# What you will do:
Copy out all the lines in the records that include the word "exceto".

◇ ◇ ◇ ◇ ◇ ◇ ◇

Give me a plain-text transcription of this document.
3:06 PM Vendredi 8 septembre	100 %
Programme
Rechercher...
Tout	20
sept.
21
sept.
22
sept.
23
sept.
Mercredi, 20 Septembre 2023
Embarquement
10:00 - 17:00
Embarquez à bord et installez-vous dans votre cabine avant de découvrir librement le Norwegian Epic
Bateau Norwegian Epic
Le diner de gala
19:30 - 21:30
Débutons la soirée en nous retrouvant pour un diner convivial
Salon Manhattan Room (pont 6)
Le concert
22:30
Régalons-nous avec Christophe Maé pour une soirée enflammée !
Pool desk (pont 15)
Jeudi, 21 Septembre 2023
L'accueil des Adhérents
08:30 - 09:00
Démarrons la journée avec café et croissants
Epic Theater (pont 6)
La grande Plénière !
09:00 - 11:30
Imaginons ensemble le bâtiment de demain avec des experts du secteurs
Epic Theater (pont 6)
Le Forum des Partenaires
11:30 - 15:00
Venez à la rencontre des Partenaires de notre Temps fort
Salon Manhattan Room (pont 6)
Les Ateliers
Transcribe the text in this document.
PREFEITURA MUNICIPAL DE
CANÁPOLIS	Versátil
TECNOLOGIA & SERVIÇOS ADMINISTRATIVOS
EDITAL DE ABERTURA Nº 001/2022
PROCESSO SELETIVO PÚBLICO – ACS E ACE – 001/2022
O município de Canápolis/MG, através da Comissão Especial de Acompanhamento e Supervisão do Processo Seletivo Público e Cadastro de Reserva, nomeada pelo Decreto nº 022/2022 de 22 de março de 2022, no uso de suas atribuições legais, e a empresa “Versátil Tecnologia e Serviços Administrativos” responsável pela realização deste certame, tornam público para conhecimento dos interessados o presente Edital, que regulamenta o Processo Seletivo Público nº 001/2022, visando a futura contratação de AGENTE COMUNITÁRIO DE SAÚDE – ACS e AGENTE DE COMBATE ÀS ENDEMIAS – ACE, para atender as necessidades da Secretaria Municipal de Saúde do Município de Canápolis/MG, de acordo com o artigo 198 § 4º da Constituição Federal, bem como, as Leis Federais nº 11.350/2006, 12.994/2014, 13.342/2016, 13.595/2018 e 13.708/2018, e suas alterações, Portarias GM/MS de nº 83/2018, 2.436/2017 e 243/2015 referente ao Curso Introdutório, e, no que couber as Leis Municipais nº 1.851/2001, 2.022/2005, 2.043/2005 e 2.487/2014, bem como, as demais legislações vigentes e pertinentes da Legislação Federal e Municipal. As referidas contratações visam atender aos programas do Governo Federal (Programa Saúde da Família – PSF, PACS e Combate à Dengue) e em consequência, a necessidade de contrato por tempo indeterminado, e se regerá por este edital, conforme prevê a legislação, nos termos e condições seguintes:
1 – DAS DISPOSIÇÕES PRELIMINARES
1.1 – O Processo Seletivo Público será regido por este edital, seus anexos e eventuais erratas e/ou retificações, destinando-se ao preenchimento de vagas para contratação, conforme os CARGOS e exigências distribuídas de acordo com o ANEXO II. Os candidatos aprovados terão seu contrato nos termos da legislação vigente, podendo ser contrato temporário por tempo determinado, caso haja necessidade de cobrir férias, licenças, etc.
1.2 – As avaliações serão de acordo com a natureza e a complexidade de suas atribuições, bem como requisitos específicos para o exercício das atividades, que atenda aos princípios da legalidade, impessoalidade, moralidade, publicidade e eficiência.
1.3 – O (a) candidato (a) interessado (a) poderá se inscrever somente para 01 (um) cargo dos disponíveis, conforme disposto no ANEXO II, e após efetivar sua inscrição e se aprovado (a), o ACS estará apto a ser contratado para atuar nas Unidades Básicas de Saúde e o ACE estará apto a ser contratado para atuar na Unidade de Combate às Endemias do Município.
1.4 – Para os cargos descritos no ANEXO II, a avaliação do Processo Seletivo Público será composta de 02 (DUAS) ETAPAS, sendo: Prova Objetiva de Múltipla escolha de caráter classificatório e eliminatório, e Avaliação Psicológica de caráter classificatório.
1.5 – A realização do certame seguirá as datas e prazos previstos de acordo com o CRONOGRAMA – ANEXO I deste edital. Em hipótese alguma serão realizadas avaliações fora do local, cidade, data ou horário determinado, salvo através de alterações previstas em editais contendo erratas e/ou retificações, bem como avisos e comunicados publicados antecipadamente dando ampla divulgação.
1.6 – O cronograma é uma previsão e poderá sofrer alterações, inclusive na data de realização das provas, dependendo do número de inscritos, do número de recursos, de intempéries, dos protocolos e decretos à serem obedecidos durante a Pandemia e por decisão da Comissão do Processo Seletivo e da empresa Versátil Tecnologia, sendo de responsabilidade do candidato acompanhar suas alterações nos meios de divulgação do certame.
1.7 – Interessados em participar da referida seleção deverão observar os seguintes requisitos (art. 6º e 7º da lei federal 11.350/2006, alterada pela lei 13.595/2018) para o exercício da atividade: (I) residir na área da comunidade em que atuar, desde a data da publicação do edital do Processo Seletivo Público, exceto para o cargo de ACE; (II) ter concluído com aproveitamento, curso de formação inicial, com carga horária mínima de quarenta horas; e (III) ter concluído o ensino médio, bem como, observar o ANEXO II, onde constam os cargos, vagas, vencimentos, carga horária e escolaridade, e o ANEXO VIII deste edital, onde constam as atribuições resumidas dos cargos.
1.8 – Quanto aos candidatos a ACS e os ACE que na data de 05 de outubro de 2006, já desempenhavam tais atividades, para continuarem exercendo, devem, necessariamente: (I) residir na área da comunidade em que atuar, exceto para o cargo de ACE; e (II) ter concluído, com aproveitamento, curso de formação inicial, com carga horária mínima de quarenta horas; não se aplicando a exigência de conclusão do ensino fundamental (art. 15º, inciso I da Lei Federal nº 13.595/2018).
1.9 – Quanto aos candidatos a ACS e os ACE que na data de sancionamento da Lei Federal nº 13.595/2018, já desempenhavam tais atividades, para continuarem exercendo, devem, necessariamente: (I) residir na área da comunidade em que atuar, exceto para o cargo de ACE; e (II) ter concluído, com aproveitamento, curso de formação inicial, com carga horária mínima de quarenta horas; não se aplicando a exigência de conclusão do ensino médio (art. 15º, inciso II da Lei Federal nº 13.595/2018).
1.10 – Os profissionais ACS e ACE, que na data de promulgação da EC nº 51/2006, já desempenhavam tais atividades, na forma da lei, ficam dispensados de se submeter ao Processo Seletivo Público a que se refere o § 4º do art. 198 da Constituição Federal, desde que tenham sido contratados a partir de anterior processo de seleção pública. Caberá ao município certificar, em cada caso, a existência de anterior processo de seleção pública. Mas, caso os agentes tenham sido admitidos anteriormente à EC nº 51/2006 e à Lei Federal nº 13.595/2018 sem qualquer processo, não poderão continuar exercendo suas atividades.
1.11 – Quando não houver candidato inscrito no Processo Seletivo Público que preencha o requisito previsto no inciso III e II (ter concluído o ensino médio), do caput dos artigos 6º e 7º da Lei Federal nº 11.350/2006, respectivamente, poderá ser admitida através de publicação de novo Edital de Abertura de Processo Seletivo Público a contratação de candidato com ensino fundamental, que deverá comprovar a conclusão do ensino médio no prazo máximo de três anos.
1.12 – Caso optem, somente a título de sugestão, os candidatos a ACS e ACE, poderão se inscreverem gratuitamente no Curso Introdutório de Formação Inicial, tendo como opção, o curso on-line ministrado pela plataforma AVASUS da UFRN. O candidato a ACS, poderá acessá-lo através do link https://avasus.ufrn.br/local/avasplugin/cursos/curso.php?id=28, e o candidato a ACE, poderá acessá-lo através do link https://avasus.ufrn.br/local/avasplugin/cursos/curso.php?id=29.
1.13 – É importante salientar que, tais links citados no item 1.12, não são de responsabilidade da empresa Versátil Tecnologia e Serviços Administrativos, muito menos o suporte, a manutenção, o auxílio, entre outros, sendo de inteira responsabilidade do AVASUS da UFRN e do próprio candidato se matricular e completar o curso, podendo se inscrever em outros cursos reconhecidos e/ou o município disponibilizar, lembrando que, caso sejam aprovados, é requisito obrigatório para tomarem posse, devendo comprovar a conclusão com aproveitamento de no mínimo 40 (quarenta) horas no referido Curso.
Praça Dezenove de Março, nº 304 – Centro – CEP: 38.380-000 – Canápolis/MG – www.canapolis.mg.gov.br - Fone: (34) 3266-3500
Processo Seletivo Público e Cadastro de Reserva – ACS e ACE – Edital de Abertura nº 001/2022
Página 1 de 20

◇ ◇ ◇ ◇ ◇ ◇ ◇

# Right answer:
1.7 – Interessados em participar da referida seleção deverão observar os seguintes requisitos (art. 6º e 7º da lei federal 11.350/2006, alterada pela lei 13.595/2018) para o exercício da atividade: (I) residir na área da comunidade em que atuar, desde a data da publicação do edital do Processo Seletivo Público, exceto para o cargo de ACE; (II) ter concluído com aproveitamento, curso de formação inicial, com carga horária mínima de quarenta horas; e (III) ter concluído o ensino médio, bem como, observar o ANEXO II, onde constam os cargos, vagas, vencimentos, carga horária e escolaridade, e o ANEXO VIII deste edital, onde constam as atribuições resumidas dos cargos.
1.8 – Quanto aos candidatos a ACS e os ACE que na data de 05 de outubro de 2006, já desempenhavam tais atividades, para continuarem exercendo, devem, necessariamente: (I) residir na área da comunidade em que atuar, exceto para o cargo de ACE; e (II) ter concluído, com aproveitamento, curso de formação inicial, com carga horária mínima de quarenta horas; não se aplicando a exigência de conclusão do ensino fundamental (art. 15º, inciso I da Lei Federal nº 13.595/2018).
1.9 – Quanto aos candidatos a ACS e os ACE que na data de sancionamento da Lei Federal nº 13.595/2018, já desempenhavam tais atividades, para continuarem exercendo, devem, necessariamente: (I) residir na área da comunidade em que atuar, exceto para o cargo de ACE; e (II) ter concluído, com aproveitamento, curso de formação inicial, com carga horária mínima de quarenta horas; não se aplicando a exigência de conclusão do ensino médio (art. 15º, inciso II da Lei Federal nº 13.595/2018).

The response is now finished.